▶ _EXERCISE REQUIREMENTS_
Give again, unaltered, the line with "Transcribe this image's" and all lines that follow it in the listing below, minus any pictures.

********************

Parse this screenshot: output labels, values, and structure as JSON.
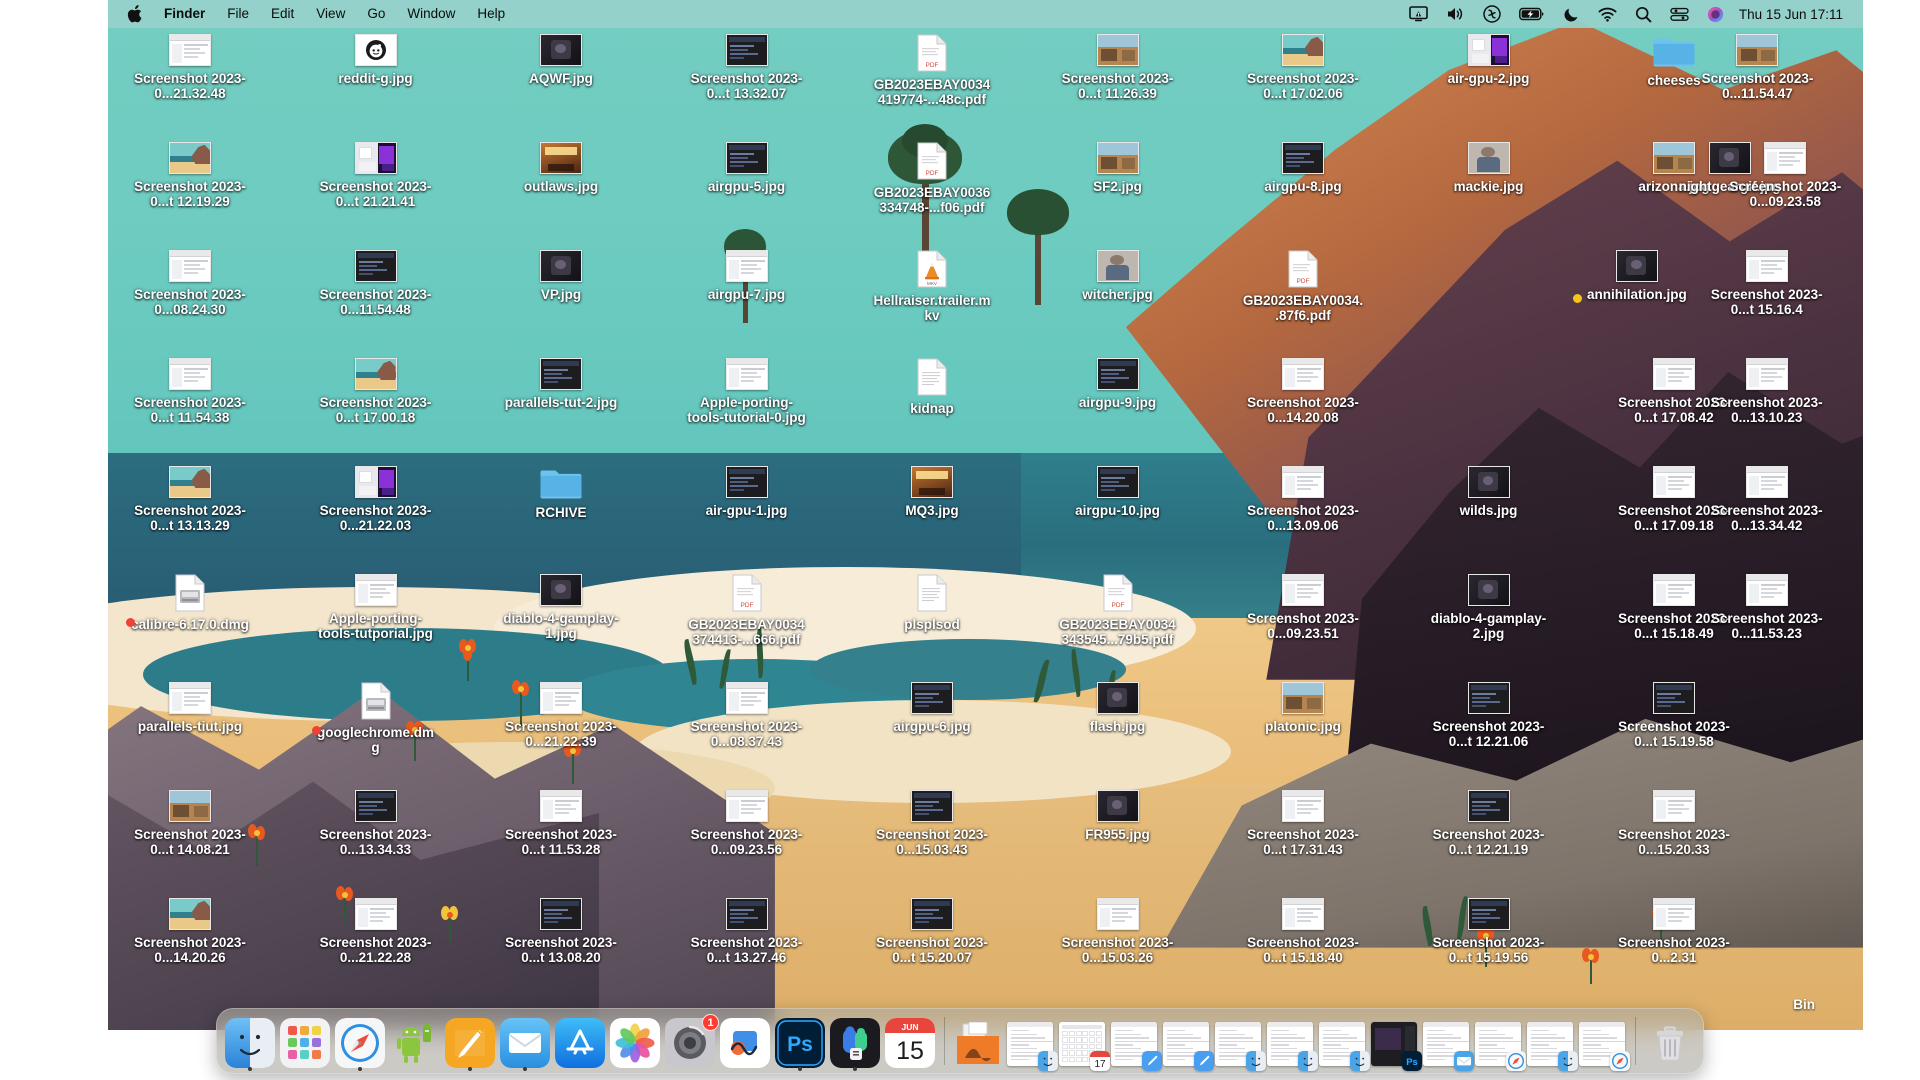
{
  "menubar": {
    "apple_icon": "apple-logo-icon",
    "items": [
      {
        "label": "Finder",
        "bold": true
      },
      {
        "label": "File",
        "bold": false
      },
      {
        "label": "Edit",
        "bold": false
      },
      {
        "label": "View",
        "bold": false
      },
      {
        "label": "Go",
        "bold": false
      },
      {
        "label": "Window",
        "bold": false
      },
      {
        "label": "Help",
        "bold": false
      }
    ],
    "status_icons": [
      "screen-mirroring-icon",
      "volume-icon",
      "creative-cloud-icon",
      "battery-charging-icon",
      "do-not-disturb-moon-icon",
      "wifi-icon",
      "spotlight-search-icon",
      "control-center-icon",
      "siri-icon"
    ],
    "clock": "Thu 15 Jun  17:11"
  },
  "desktop": {
    "icons": [
      {
        "name": "Screenshot 2023-0...21.32.48",
        "type": "screenshot-light",
        "col": 0,
        "row": 0
      },
      {
        "name": "reddit-g.jpg",
        "type": "reddit",
        "col": 1,
        "row": 0
      },
      {
        "name": "AQWF.jpg",
        "type": "photo-dark",
        "col": 2,
        "row": 0
      },
      {
        "name": "Screenshot 2023-0...t 13.32.07",
        "type": "screenshot-dark",
        "col": 3,
        "row": 0
      },
      {
        "name": "GB2023EBAY0034419774-...48c.pdf",
        "type": "pdf",
        "col": 4,
        "row": 0
      },
      {
        "name": "Screenshot 2023-0...t 11.26.39",
        "type": "photo-scene",
        "col": 5,
        "row": 0
      },
      {
        "name": "Screenshot 2023-0...t 17.02.06",
        "type": "photo-beach",
        "col": 6,
        "row": 0
      },
      {
        "name": "air-gpu-2.jpg",
        "type": "screenshot-purple",
        "col": 7,
        "row": 0
      },
      {
        "name": "cheeses",
        "type": "folder",
        "col": 8,
        "row": 0
      },
      {
        "name": "Screenshot 2023-0...11.54.47",
        "type": "photo-scene",
        "col": 8.45,
        "row": 0
      },
      {
        "name": "Screenshot 2023-0...t 12.19.29",
        "type": "photo-beach",
        "col": 0,
        "row": 1
      },
      {
        "name": "Screenshot 2023-0...t 21.21.41",
        "type": "screenshot-purple",
        "col": 1,
        "row": 1
      },
      {
        "name": "outlaws.jpg",
        "type": "game-art",
        "col": 2,
        "row": 1
      },
      {
        "name": "airgpu-5.jpg",
        "type": "screenshot-dark",
        "col": 3,
        "row": 1
      },
      {
        "name": "GB2023EBAY0036334748-...f06.pdf",
        "type": "pdf",
        "col": 4,
        "row": 1
      },
      {
        "name": "SF2.jpg",
        "type": "photo-scene",
        "col": 5,
        "row": 1
      },
      {
        "name": "airgpu-8.jpg",
        "type": "screenshot-dark",
        "col": 6,
        "row": 1
      },
      {
        "name": "mackie.jpg",
        "type": "photo-person",
        "col": 7,
        "row": 1
      },
      {
        "name": "arizona.jpg",
        "type": "photo-scene",
        "col": 8,
        "row": 1
      },
      {
        "name": "nightgeargif.jpg",
        "type": "photo-dark",
        "col": 8.3,
        "row": 1
      },
      {
        "name": "Screenshot 2023-0...09.23.58",
        "type": "screenshot-light",
        "col": 8.6,
        "row": 1
      },
      {
        "name": "Screenshot 2023-0...08.24.30",
        "type": "screenshot-light",
        "col": 0,
        "row": 2
      },
      {
        "name": "Screenshot 2023-0...11.54.48",
        "type": "screenshot-dark",
        "col": 1,
        "row": 2
      },
      {
        "name": "VP.jpg",
        "type": "photo-dark",
        "col": 2,
        "row": 2
      },
      {
        "name": "airgpu-7.jpg",
        "type": "screenshot-light",
        "col": 3,
        "row": 2
      },
      {
        "name": "Hellraiser.trailer.mkv",
        "type": "vlc-mkv",
        "col": 4,
        "row": 2
      },
      {
        "name": "witcher.jpg",
        "type": "photo-person",
        "col": 5,
        "row": 2
      },
      {
        "name": "GB2023EBAY0034..87f6.pdf",
        "type": "pdf",
        "col": 6,
        "row": 2
      },
      {
        "name": "annihilation.jpg",
        "type": "photo-dark",
        "col": 7.8,
        "row": 2,
        "dot": "#f5c518"
      },
      {
        "name": "Screenshot 2023-0...t 15.16.4",
        "type": "screenshot-light",
        "col": 8.5,
        "row": 2
      },
      {
        "name": "Screenshot 2023-0...t 11.54.38",
        "type": "screenshot-light",
        "col": 0,
        "row": 3
      },
      {
        "name": "Screenshot 2023-0...t 17.00.18",
        "type": "photo-beach",
        "col": 1,
        "row": 3
      },
      {
        "name": "parallels-tut-2.jpg",
        "type": "screenshot-dark",
        "col": 2,
        "row": 3
      },
      {
        "name": "Apple-porting-tools-tutorial-0.jpg",
        "type": "screenshot-light",
        "col": 3,
        "row": 3
      },
      {
        "name": "kidnap",
        "type": "doc",
        "col": 4,
        "row": 3
      },
      {
        "name": "airgpu-9.jpg",
        "type": "screenshot-dark",
        "col": 5,
        "row": 3
      },
      {
        "name": "Screenshot 2023-0...14.20.08",
        "type": "screenshot-light",
        "col": 6,
        "row": 3
      },
      {
        "name": "Screenshot 2023-0...t 17.08.42",
        "type": "screenshot-light",
        "col": 8,
        "row": 3
      },
      {
        "name": "Screenshot 2023-0...13.10.23",
        "type": "screenshot-light",
        "col": 8.5,
        "row": 3
      },
      {
        "name": "Screenshot 2023-0...t 13.13.29",
        "type": "photo-beach",
        "col": 0,
        "row": 4
      },
      {
        "name": "Screenshot 2023-0...21.22.03",
        "type": "screenshot-purple",
        "col": 1,
        "row": 4
      },
      {
        "name": "RCHIVE",
        "type": "folder",
        "col": 2,
        "row": 4
      },
      {
        "name": "air-gpu-1.jpg",
        "type": "screenshot-dark",
        "col": 3,
        "row": 4
      },
      {
        "name": "MQ3.jpg",
        "type": "game-art",
        "col": 4,
        "row": 4
      },
      {
        "name": "airgpu-10.jpg",
        "type": "screenshot-dark",
        "col": 5,
        "row": 4
      },
      {
        "name": "Screenshot 2023-0...13.09.06",
        "type": "screenshot-light",
        "col": 6,
        "row": 4
      },
      {
        "name": "wilds.jpg",
        "type": "photo-dark",
        "col": 7,
        "row": 4
      },
      {
        "name": "Screenshot 2023-0...t 17.09.18",
        "type": "screenshot-light",
        "col": 8,
        "row": 4
      },
      {
        "name": "Screenshot 2023-0...13.34.42",
        "type": "screenshot-light",
        "col": 8.5,
        "row": 4
      },
      {
        "name": "calibre-6.17.0.dmg",
        "type": "dmg",
        "col": 0,
        "row": 5,
        "dot": "#ef4136"
      },
      {
        "name": "Apple-porting-tools-tutporial.jpg",
        "type": "screenshot-light",
        "col": 1,
        "row": 5
      },
      {
        "name": "diablo-4-gamplay-1.jpg",
        "type": "photo-dark",
        "col": 2,
        "row": 5
      },
      {
        "name": "GB2023EBAY0034374413-...666.pdf",
        "type": "pdf",
        "col": 3,
        "row": 5
      },
      {
        "name": "plsplsod",
        "type": "doc",
        "col": 4,
        "row": 5
      },
      {
        "name": "GB2023EBAY0034343545...79b5.pdf",
        "type": "pdf",
        "col": 5,
        "row": 5
      },
      {
        "name": "Screenshot 2023-0...09.23.51",
        "type": "screenshot-light",
        "col": 6,
        "row": 5
      },
      {
        "name": "diablo-4-gamplay-2.jpg",
        "type": "photo-dark",
        "col": 7,
        "row": 5
      },
      {
        "name": "Screenshot 2023-0...t 15.18.49",
        "type": "screenshot-light",
        "col": 8,
        "row": 5
      },
      {
        "name": "Screenshot 2023-0...11.53.23",
        "type": "screenshot-light",
        "col": 8.5,
        "row": 5
      },
      {
        "name": "parallels-tiut.jpg",
        "type": "screenshot-light",
        "col": 0,
        "row": 6
      },
      {
        "name": "googlechrome.dmg",
        "type": "dmg",
        "col": 1,
        "row": 6,
        "dot": "#ef4136"
      },
      {
        "name": "Screenshot 2023-0...21.22.39",
        "type": "screenshot-light",
        "col": 2,
        "row": 6
      },
      {
        "name": "Screenshot 2023-0...08.37.43",
        "type": "screenshot-light",
        "col": 3,
        "row": 6
      },
      {
        "name": "airgpu-6.jpg",
        "type": "screenshot-dark",
        "col": 4,
        "row": 6
      },
      {
        "name": "flash.jpg",
        "type": "photo-dark",
        "col": 5,
        "row": 6
      },
      {
        "name": "platonic.jpg",
        "type": "photo-scene",
        "col": 6,
        "row": 6
      },
      {
        "name": "Screenshot 2023-0...t 12.21.06",
        "type": "screenshot-dark",
        "col": 7,
        "row": 6
      },
      {
        "name": "Screenshot 2023-0...t 15.19.58",
        "type": "screenshot-dark",
        "col": 8,
        "row": 6
      },
      {
        "name": "Screenshot 2023-0...t 14.08.21",
        "type": "photo-scene",
        "col": 0,
        "row": 7
      },
      {
        "name": "Screenshot 2023-0...13.34.33",
        "type": "screenshot-dark",
        "col": 1,
        "row": 7
      },
      {
        "name": "Screenshot 2023-0...t 11.53.28",
        "type": "screenshot-light",
        "col": 2,
        "row": 7
      },
      {
        "name": "Screenshot 2023-0...09.23.56",
        "type": "screenshot-light",
        "col": 3,
        "row": 7
      },
      {
        "name": "Screenshot 2023-0...15.03.43",
        "type": "screenshot-dark",
        "col": 4,
        "row": 7
      },
      {
        "name": "FR955.jpg",
        "type": "photo-dark",
        "col": 5,
        "row": 7
      },
      {
        "name": "Screenshot 2023-0...t 17.31.43",
        "type": "screenshot-light",
        "col": 6,
        "row": 7
      },
      {
        "name": "Screenshot 2023-0...t 12.21.19",
        "type": "screenshot-dark",
        "col": 7,
        "row": 7
      },
      {
        "name": "Screenshot 2023-0...15.20.33",
        "type": "screenshot-light",
        "col": 8,
        "row": 7
      },
      {
        "name": "Screenshot 2023-0...14.20.26",
        "type": "photo-beach",
        "col": 0,
        "row": 8
      },
      {
        "name": "Screenshot 2023-0...21.22.28",
        "type": "screenshot-light",
        "col": 1,
        "row": 8
      },
      {
        "name": "Screenshot 2023-0...t 13.08.20",
        "type": "screenshot-dark",
        "col": 2,
        "row": 8
      },
      {
        "name": "Screenshot 2023-0...t 13.27.46",
        "type": "screenshot-dark",
        "col": 3,
        "row": 8
      },
      {
        "name": "Screenshot 2023-0...t 15.20.07",
        "type": "screenshot-dark",
        "col": 4,
        "row": 8
      },
      {
        "name": "Screenshot 2023-0...15.03.26",
        "type": "screenshot-light",
        "col": 5,
        "row": 8
      },
      {
        "name": "Screenshot 2023-0...t 15.18.40",
        "type": "screenshot-light",
        "col": 6,
        "row": 8
      },
      {
        "name": "Screenshot 2023-0...t 15.19.56",
        "type": "screenshot-dark",
        "col": 7,
        "row": 8
      },
      {
        "name": "Screenshot 2023-0...2.31",
        "type": "screenshot-light",
        "col": 8,
        "row": 8
      }
    ],
    "bin_label": "Bin"
  },
  "dock": {
    "apps": [
      {
        "name": "Finder",
        "icon": "finder-icon",
        "running": true
      },
      {
        "name": "Launchpad",
        "icon": "launchpad-icon",
        "running": false
      },
      {
        "name": "Safari",
        "icon": "safari-icon",
        "running": true
      },
      {
        "name": "Android File Transfer",
        "icon": "android-icon",
        "running": false
      },
      {
        "name": "Notes",
        "icon": "notes-icon",
        "running": true
      },
      {
        "name": "Mail",
        "icon": "mail-icon",
        "running": true
      },
      {
        "name": "App Store",
        "icon": "app-store-icon",
        "running": false
      },
      {
        "name": "Photos",
        "icon": "photos-icon",
        "running": false
      },
      {
        "name": "System Settings",
        "icon": "system-settings-icon",
        "running": false,
        "badge": "1"
      },
      {
        "name": "Freeform",
        "icon": "freeform-icon",
        "running": false
      },
      {
        "name": "Adobe Photoshop",
        "icon": "photoshop-icon",
        "running": true
      },
      {
        "name": "Microsoft Teams",
        "icon": "teams-icon",
        "running": true
      },
      {
        "name": "Calendar",
        "icon": "calendar-icon",
        "running": false,
        "month": "JUN",
        "day": "15"
      }
    ],
    "minimized": [
      {
        "name": "downloads-stack",
        "icon": "downloads-folder-icon"
      },
      {
        "name": "finder-window-1",
        "badge": "finder-badge"
      },
      {
        "name": "calendar-window",
        "badge": "calendar-badge",
        "day": "17"
      },
      {
        "name": "notes-window-1",
        "badge": "notes-badge"
      },
      {
        "name": "notes-window-2",
        "badge": "notes-badge"
      },
      {
        "name": "finder-window-2",
        "badge": "finder-badge"
      },
      {
        "name": "finder-window-3",
        "badge": "finder-badge"
      },
      {
        "name": "finder-window-4",
        "badge": "finder-badge"
      },
      {
        "name": "photoshop-window",
        "badge": "photoshop-badge"
      },
      {
        "name": "mail-window",
        "badge": "mail-badge"
      },
      {
        "name": "safari-window",
        "badge": "safari-badge"
      },
      {
        "name": "finder-window-5",
        "badge": "finder-badge"
      },
      {
        "name": "safari-window-2",
        "badge": "safari-badge"
      }
    ],
    "trash": {
      "name": "Trash",
      "icon": "trash-icon"
    }
  }
}
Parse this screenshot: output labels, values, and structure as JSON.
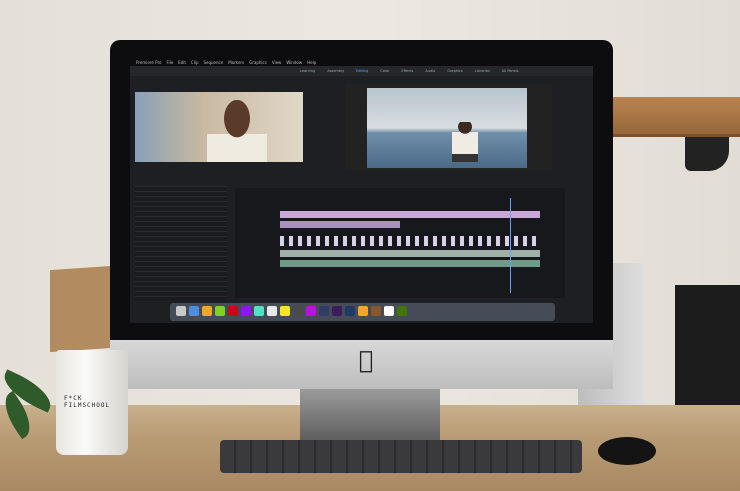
{
  "scene": "desk-setup",
  "screen": {
    "menubar": [
      "Premiere Pro",
      "File",
      "Edit",
      "Clip",
      "Sequence",
      "Markers",
      "Graphics",
      "View",
      "Window",
      "Help"
    ],
    "workspaces": [
      "Learning",
      "Assembly",
      "Editing",
      "Color",
      "Effects",
      "Audio",
      "Graphics",
      "Libraries",
      "All Panels"
    ],
    "active_workspace": "Editing",
    "dock_icon_colors": [
      "#c9c9c9",
      "#4a90e2",
      "#f5a623",
      "#7ed321",
      "#d0021b",
      "#9013fe",
      "#50e3c2",
      "#e8e8e8",
      "#f8e71c",
      "#4a4a4a",
      "#bd10e0",
      "#2f3d66",
      "#3b1d5c",
      "#1e3b66",
      "#f5a623",
      "#8b572a",
      "#ffffff",
      "#417505"
    ]
  },
  "mug": {
    "logo_text": "F*CK FILMSCHOOL"
  },
  "colors": {
    "wall": "#e8e4dc",
    "desk": "#b89a73",
    "bezel": "#0d0d0f",
    "clip_purple": "#c8a8d8",
    "clip_green": "#7fa890"
  }
}
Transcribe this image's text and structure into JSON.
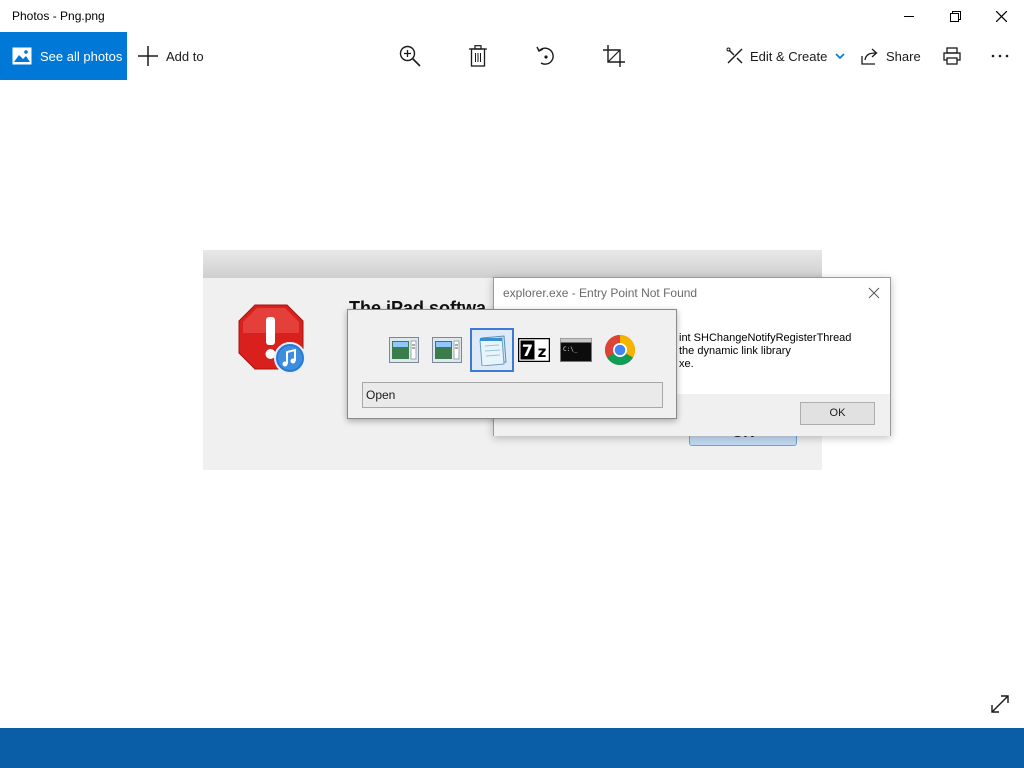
{
  "window": {
    "title": "Photos - Png.png",
    "minimize_icon": "minimize-icon",
    "restore_icon": "restore-icon",
    "close_icon": "close-icon"
  },
  "toolbar": {
    "see_all_photos": "See all photos",
    "add_to": "Add to",
    "edit_create": "Edit & Create",
    "share": "Share",
    "icons": [
      "photos-icon",
      "plus-icon",
      "zoom-icon",
      "delete-icon",
      "rotate-icon",
      "crop-icon",
      "edit-create-icon",
      "chevron-down-icon",
      "share-icon",
      "print-icon",
      "more-icon"
    ],
    "accent_color": "#0078d7"
  },
  "image": {
    "itunes_heading": "The iPad softwa",
    "itunes_ok": "OK",
    "error_dialog": {
      "title": "explorer.exe - Entry Point Not Found",
      "message_line1": "int SHChangeNotifyRegisterThread",
      "message_line2": "the dynamic link library",
      "message_line3": "xe.",
      "ok_button": "OK"
    },
    "switcher": {
      "apps": [
        "window-icon",
        "window-icon",
        "notepad-icon",
        "7zip-icon",
        "cmd-icon",
        "chrome-icon"
      ],
      "selected_index": 2,
      "label": "Open"
    }
  },
  "footer": {
    "color": "#0a5ea8",
    "expand_icon": "expand-icon"
  }
}
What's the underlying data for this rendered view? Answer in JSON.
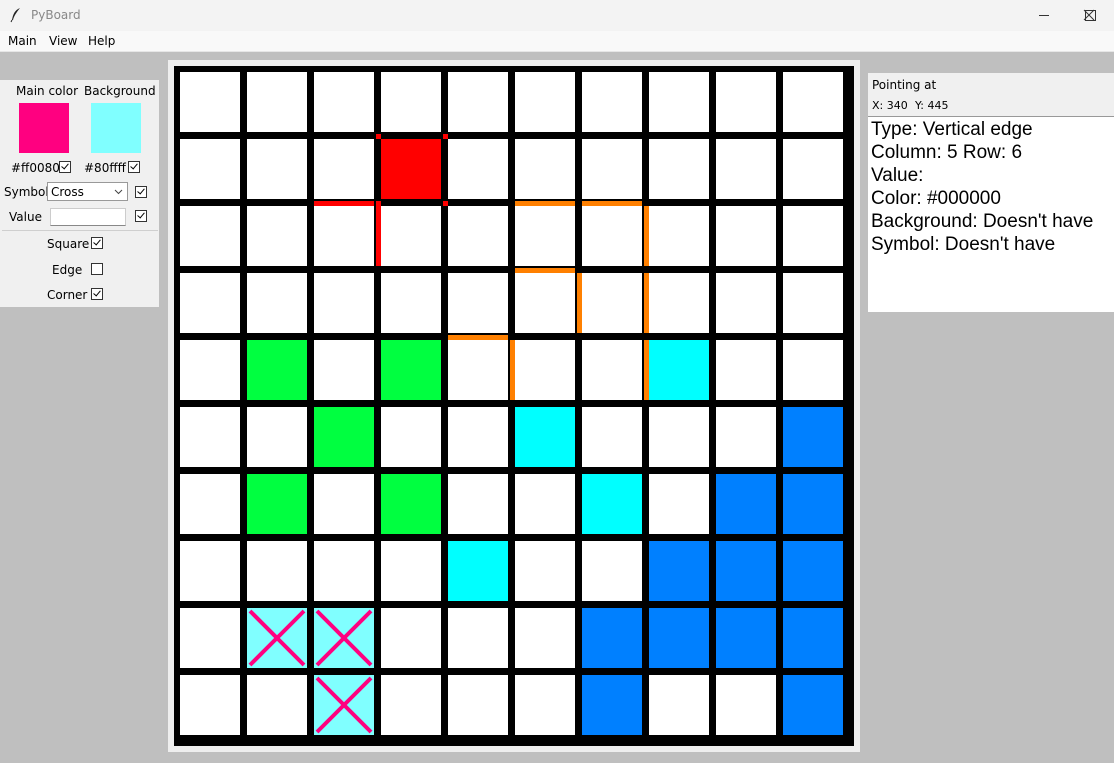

********************

▶ _RESPONSE TO THE TASK_
Transcribe this image's text and structure into JSON.
{
  "window": {
    "title": "Photos - Png.png",
    "minimize_icon": "minimize-icon",
    "restore_icon": "restore-icon",
    "close_icon": "close-icon"
  },
  "toolbar": {
    "see_all_photos": "See all photos",
    "add_to": "Add to",
    "edit_create": "Edit & Create",
    "share": "Share",
    "icons": [
      "photos-icon",
      "plus-icon",
      "zoom-icon",
      "delete-icon",
      "rotate-icon",
      "crop-icon",
      "edit-create-icon",
      "chevron-down-icon",
      "share-icon",
      "print-icon",
      "more-icon"
    ],
    "accent_color": "#0078d7"
  },
  "image": {
    "itunes_heading": "The iPad softwa",
    "itunes_ok": "OK",
    "error_dialog": {
      "title": "explorer.exe - Entry Point Not Found",
      "message_line1": "int SHChangeNotifyRegisterThread",
      "message_line2": "the dynamic link library",
      "message_line3": "xe.",
      "ok_button": "OK"
    },
    "switcher": {
      "apps": [
        "window-icon",
        "window-icon",
        "notepad-icon",
        "7zip-icon",
        "cmd-icon",
        "chrome-icon"
      ],
      "selected_index": 2,
      "label": "Open"
    }
  },
  "footer": {
    "color": "#0a5ea8",
    "expand_icon": "expand-icon"
  }
}
What's the underlying data for this rendered view? Answer in JSON.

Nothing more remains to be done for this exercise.